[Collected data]
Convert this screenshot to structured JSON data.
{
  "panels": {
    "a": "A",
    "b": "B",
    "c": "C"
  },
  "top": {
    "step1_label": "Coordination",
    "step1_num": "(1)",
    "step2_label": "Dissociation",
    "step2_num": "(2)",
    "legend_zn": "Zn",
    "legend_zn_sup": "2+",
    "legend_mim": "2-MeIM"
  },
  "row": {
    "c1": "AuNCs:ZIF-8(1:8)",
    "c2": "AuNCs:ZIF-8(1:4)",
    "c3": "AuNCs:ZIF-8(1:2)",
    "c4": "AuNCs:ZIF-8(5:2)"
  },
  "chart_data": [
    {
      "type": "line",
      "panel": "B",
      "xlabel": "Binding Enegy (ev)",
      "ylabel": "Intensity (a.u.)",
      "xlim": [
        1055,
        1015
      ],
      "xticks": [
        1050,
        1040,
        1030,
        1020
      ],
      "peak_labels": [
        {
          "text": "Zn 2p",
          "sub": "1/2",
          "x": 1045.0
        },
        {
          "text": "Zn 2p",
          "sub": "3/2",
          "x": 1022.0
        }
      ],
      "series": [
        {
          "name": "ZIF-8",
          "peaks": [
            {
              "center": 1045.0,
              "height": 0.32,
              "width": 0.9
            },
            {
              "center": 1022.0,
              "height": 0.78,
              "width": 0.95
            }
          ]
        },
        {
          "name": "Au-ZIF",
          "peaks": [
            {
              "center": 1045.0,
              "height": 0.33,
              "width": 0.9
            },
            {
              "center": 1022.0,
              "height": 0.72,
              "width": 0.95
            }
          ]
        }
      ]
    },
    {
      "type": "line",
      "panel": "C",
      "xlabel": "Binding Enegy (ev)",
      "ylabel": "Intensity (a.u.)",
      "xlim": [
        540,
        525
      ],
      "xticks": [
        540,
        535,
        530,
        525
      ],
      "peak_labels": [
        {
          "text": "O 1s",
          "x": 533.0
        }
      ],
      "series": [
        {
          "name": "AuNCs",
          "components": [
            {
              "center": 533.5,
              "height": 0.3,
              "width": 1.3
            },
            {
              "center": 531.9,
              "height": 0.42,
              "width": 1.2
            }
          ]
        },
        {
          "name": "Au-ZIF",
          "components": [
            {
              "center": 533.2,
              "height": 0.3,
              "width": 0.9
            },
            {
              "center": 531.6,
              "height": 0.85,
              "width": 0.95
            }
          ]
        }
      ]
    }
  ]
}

* What the task requires *
Type out all of the material again, word for word.

* Response to this task *
Convert this screenshot to structured JSON data.
{
  "panels": {
    "a": "A",
    "b": "B",
    "c": "C"
  },
  "top": {
    "step1_label": "Coordination",
    "step1_num": "(1)",
    "step2_label": "Dissociation",
    "step2_num": "(2)",
    "legend_zn": "Zn",
    "legend_zn_sup": "2+",
    "legend_mim": "2-MeIM"
  },
  "row": {
    "c1": "AuNCs:ZIF-8(1:8)",
    "c2": "AuNCs:ZIF-8(1:4)",
    "c3": "AuNCs:ZIF-8(1:2)",
    "c4": "AuNCs:ZIF-8(5:2)"
  },
  "chart_data": [
    {
      "type": "line",
      "panel": "B",
      "xlabel": "Binding Enegy (ev)",
      "ylabel": "Intensity (a.u.)",
      "xlim": [
        1055,
        1015
      ],
      "xticks": [
        1050,
        1040,
        1030,
        1020
      ],
      "peak_labels": [
        {
          "text": "Zn 2p",
          "sub": "1/2",
          "x": 1045.0
        },
        {
          "text": "Zn 2p",
          "sub": "3/2",
          "x": 1022.0
        }
      ],
      "series": [
        {
          "name": "ZIF-8",
          "peaks": [
            {
              "center": 1045.0,
              "height": 0.32,
              "width": 0.9
            },
            {
              "center": 1022.0,
              "height": 0.78,
              "width": 0.95
            }
          ]
        },
        {
          "name": "Au-ZIF",
          "peaks": [
            {
              "center": 1045.0,
              "height": 0.33,
              "width": 0.9
            },
            {
              "center": 1022.0,
              "height": 0.72,
              "width": 0.95
            }
          ]
        }
      ]
    },
    {
      "type": "line",
      "panel": "C",
      "xlabel": "Binding Enegy (ev)",
      "ylabel": "Intensity (a.u.)",
      "xlim": [
        540,
        525
      ],
      "xticks": [
        540,
        535,
        530,
        525
      ],
      "peak_labels": [
        {
          "text": "O 1s",
          "x": 533.0
        }
      ],
      "series": [
        {
          "name": "AuNCs",
          "components": [
            {
              "center": 533.5,
              "height": 0.3,
              "width": 1.3
            },
            {
              "center": 531.9,
              "height": 0.42,
              "width": 1.2
            }
          ]
        },
        {
          "name": "Au-ZIF",
          "components": [
            {
              "center": 533.2,
              "height": 0.3,
              "width": 0.9
            },
            {
              "center": 531.6,
              "height": 0.85,
              "width": 0.95
            }
          ]
        }
      ]
    }
  ]
}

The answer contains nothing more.